◆ **Exercise details**:
Write out all lines holding the word "dans".

Collected data:
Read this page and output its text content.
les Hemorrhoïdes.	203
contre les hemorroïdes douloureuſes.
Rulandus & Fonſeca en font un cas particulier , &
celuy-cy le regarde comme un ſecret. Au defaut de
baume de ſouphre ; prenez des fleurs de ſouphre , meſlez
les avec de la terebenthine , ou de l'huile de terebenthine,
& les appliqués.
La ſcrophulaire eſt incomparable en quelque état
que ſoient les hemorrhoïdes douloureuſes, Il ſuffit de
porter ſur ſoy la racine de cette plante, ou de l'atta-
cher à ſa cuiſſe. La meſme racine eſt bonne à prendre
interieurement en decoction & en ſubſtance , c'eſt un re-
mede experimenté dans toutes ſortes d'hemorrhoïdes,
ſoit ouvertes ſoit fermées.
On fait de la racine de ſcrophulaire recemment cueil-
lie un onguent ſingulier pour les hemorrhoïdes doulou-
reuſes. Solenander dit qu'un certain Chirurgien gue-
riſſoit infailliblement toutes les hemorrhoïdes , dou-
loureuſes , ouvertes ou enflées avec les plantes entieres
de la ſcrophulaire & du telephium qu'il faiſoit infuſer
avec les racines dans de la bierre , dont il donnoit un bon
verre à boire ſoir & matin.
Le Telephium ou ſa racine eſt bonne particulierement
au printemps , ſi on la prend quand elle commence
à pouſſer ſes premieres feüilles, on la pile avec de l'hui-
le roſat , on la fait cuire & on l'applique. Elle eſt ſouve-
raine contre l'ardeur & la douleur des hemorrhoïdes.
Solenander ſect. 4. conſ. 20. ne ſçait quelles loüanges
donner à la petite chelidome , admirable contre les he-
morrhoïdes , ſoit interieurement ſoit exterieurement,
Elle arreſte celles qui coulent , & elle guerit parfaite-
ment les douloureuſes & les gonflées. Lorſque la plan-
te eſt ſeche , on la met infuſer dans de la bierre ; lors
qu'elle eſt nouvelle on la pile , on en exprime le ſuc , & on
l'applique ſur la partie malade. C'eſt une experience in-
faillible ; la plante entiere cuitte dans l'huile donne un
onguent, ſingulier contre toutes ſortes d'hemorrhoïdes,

◆ **Written answer**:
mede experimenté dans toutes ſortes d'hemorrhoïdes,
avec les racines dans de la bierre , dont il donnoit un bon
te eſt ſeche , on la met infuſer dans de la bierre ; lors
faillible ; la plante entiere cuitte dans l'huile donne un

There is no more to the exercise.